§ **REQUIRED ACTIONS**
[A] According to the Iselin article, who is the community named after?
[B] Please continue the Iselin article from the point where it stops.

Iselin  is an unincorporated community and census-designated place (CDP) located within Woodbridge Township, in Middlesex County, New Jersey. As of the 2010 United States Census, the CDP's population was 18,695.

Previously known as Perrytown and Unionville, Iselin received its current name after New York investment banker and philanthropist Adrian Georg Iselin, who established a finishing school in the 1870s for girls from wealthy New York families there. Iselin additionally subsidized the erection of a new train station which was replaced by a newer station to the south known as Metropark. The largest bordering town of Iselin is Edison.

Geography
According to the United States Census Bureau, the CDP had a total area of 3.190 square miles (8.263 km2), including 3.189 square miles (8.261 km2) of land and 0.001 square miles (0.003 km2) of water (0.03%).

Downtown area 
Iselin's downtown is centered on Little India (also known as "Oak Tree Road"), bound by the Garden State Parkway to the West, and Route 27 (Lincoln Highway) to the East. Once home to a wide array of shops, eateries, services, and complemented by a single-screen 1920s movie palace, the area was in obvious decline in the 1980s. An influx of Asian-Indian immigration beginning in the early 1990s led to the area's revitalization. Formerly vacant stores were tenanted, and additional retail spaces built as the area became known for its high quality Indian food, sweets, clothing (particularly saris), jewelry, music, and other goods.

§ **EXTRACTED DATA**
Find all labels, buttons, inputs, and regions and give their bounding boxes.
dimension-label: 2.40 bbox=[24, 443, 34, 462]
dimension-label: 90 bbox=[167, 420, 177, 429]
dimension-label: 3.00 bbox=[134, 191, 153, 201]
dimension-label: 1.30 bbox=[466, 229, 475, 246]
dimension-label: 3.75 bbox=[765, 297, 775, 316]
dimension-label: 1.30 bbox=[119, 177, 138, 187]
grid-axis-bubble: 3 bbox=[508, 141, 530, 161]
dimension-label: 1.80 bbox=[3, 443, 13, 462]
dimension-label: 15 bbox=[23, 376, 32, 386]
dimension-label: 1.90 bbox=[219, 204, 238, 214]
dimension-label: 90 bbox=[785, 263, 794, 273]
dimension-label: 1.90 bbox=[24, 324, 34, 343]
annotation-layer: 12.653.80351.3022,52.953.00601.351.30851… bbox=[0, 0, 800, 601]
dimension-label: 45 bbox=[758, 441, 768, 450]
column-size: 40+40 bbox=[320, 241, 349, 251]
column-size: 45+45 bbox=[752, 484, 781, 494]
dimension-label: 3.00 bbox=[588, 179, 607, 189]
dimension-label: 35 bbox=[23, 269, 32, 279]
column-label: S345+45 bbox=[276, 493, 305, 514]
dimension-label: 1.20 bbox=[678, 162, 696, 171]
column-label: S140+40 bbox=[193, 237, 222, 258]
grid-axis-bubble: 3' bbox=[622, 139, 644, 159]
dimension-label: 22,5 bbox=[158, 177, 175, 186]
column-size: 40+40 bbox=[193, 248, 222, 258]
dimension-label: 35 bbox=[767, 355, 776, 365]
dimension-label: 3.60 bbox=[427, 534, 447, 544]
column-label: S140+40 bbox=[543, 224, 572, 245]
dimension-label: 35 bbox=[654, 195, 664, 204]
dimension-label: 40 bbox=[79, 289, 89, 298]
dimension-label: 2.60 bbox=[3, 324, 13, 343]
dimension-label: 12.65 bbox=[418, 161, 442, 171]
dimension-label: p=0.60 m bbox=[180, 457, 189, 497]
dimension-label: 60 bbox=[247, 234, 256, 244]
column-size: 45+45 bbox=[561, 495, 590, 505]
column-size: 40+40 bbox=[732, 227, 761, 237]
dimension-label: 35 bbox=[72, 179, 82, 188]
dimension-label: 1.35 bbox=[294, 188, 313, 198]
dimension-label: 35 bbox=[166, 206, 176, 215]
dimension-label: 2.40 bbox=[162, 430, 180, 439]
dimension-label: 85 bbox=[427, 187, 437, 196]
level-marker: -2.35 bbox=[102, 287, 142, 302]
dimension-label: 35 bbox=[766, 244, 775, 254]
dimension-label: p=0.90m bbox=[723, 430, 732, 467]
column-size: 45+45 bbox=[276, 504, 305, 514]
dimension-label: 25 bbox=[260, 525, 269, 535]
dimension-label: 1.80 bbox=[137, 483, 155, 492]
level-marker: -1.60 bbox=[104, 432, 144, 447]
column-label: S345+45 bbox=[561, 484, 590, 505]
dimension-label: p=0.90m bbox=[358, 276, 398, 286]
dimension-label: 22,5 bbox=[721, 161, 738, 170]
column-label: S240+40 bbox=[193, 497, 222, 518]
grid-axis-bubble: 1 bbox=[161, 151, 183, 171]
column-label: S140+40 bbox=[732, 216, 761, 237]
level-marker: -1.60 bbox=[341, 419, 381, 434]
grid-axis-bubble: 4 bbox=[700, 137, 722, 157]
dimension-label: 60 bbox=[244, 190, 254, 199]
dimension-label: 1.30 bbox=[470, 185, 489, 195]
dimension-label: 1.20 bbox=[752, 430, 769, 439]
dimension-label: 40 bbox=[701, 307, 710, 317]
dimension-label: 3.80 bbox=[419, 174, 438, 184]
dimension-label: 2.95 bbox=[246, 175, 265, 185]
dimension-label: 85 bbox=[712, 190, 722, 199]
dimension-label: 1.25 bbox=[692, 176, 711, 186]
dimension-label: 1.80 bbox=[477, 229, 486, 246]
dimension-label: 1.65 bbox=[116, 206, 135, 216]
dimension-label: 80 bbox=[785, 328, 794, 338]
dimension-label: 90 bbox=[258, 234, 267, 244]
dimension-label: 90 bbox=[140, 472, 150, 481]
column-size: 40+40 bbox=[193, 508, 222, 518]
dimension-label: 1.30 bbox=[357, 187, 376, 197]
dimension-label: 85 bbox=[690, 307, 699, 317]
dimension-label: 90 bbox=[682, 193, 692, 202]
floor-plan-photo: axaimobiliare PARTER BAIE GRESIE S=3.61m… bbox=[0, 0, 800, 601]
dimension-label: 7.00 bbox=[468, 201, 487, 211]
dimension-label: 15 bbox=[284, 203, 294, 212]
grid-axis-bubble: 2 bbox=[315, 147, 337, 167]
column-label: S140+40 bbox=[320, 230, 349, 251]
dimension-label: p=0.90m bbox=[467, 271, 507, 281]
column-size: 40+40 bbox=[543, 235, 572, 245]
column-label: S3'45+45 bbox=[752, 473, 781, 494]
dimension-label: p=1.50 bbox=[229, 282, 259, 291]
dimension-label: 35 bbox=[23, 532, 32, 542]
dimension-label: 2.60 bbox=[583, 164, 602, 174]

---

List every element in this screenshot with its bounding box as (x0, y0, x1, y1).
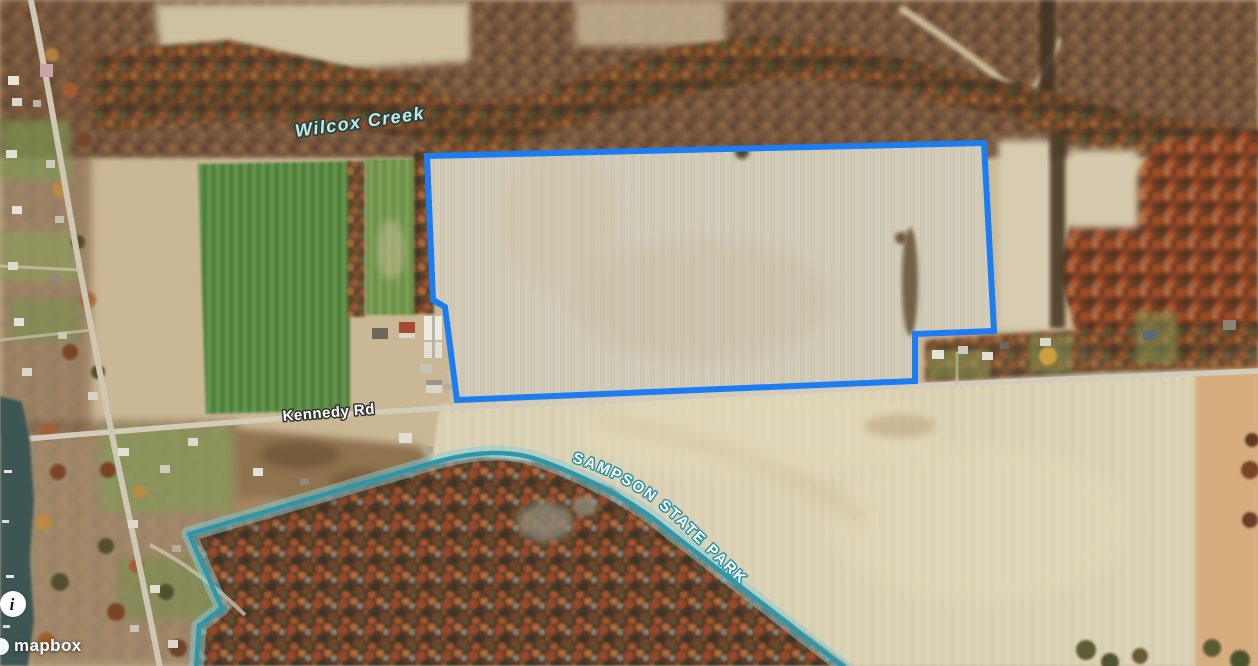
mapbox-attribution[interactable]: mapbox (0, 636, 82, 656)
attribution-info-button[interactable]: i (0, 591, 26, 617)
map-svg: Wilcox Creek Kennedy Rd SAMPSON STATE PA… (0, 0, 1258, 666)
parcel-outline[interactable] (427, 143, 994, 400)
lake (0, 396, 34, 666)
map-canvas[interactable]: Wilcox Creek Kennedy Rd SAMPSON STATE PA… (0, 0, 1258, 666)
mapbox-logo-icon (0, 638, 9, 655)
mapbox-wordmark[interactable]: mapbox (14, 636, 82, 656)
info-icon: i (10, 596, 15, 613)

§ **RESULTS FOR THE EXERCISE**
[A] Adrian Georg Iselin, a New York investment banker and philanthropist.

[B]
Metropark 

An area known as Metropark, consisting primarily of office parks and large office buildings, lies in the southwestern corner of Iselin and spills over into neighboring Edison. The New Jersey Transit and Amtrak Metropark Station is named for this area.

In addition to a Hilton Hotel (now known as Hotel Woodbridge at Metropark) and the train station, Metropark also features the headquarters of Ansell Limited, Engelhard Corporation (acquired by BASF in 2006) and Eaton Corporation's Filtration Division. Other corporate residents in the area include Siemens, Tata Consultancy Services, Mott MacDonald, Ernst & Young, Mizuho, Wells Fargo, JPMorgan Chase, Accenture, Level 3 Communications, BT Group, UBS, Anthem, Teachers Insurance and Annuity Association of America, Ansell, and EisnerAmper.

Demographics

2010 Census

2000 Census
As of the 2000 United States Census there were 16,698 people, 6,007 households, and 4,511 families residing in the CDP. The population density was 2,059.8/km2 (5,327.6/mi2). There were 6,137 housing units at an average density of 757.0/km2 (1,958.0/mi2). The racial makeup of the CDP was 64.65% White, 6.02% African American, 0.12% Native American, 25.16% Asian, 0.01% Pacific Islander, 1.75% from other races, and 2.28% from two or more races. Hispanic or Latino of any race were 5.47% of the population.

There were 6,007 households, out of which 32.0% had children under the age of 18 living with them, 61.5% were married couples living together, 9.8% had a female householder with no husband present, and 24.9% were non-families. 20.8% of all households were made up of individuals, and 8.6% had someone living alone who was 65 years of age or older. The average household size was 2.78 and the average family size was 3.24.

In the CDP the population was spread out, with 21.8% under the age of 18, 7.6% from 18 to 24, 33.9% from 25 to 44, 22.7% from 45 to 64, and 14.0% who were 65 years of age or older. The median age was 37 years. For every 100 females, there were 96.8 males. For every 100 females age 18 and over, there were 95.1 males.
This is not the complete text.